Records:
::::
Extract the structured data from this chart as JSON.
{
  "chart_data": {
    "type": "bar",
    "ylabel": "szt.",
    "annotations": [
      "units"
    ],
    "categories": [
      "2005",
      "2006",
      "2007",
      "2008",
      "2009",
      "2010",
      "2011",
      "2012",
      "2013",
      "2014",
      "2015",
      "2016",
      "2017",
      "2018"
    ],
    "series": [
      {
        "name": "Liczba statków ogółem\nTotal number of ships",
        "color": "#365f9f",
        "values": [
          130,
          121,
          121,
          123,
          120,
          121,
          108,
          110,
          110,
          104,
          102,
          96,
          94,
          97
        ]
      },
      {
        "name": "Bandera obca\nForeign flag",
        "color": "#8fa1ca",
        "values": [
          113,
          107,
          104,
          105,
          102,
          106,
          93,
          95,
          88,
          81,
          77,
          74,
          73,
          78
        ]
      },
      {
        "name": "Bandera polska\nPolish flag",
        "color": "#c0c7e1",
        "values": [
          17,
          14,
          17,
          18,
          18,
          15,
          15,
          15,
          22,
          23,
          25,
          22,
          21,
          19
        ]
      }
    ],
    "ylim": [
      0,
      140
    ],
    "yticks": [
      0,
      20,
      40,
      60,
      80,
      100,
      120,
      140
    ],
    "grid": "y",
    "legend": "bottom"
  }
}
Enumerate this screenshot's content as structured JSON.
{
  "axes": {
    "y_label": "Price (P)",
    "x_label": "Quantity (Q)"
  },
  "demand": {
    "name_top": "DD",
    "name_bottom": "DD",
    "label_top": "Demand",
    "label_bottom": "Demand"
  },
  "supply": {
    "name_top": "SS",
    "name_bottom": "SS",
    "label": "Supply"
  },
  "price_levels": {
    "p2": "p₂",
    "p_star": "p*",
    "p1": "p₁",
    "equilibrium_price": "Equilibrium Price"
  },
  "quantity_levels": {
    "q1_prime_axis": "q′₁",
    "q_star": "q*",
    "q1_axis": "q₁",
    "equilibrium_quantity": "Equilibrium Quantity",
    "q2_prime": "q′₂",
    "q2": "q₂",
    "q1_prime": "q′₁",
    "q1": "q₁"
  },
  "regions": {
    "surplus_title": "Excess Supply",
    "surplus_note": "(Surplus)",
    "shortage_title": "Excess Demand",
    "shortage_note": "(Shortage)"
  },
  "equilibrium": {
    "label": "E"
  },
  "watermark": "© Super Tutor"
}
::::
Find the word "Excess" and list each line it appears in.

    "surplus_title": "Excess Supply",
    "shortage_title": "Excess Demand",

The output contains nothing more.